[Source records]
-.-.-

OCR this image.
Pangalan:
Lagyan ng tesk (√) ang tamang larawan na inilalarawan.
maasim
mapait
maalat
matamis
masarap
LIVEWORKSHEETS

-.-.-

Return the whole listing exactly, with every line included.

OCR this image.
Pangalan:
Lagyan ng tesk (√) ang tamang larawan na inilalarawan.
maasim
mapait
maalat
matamis
masarap
LIVEWORKSHEETS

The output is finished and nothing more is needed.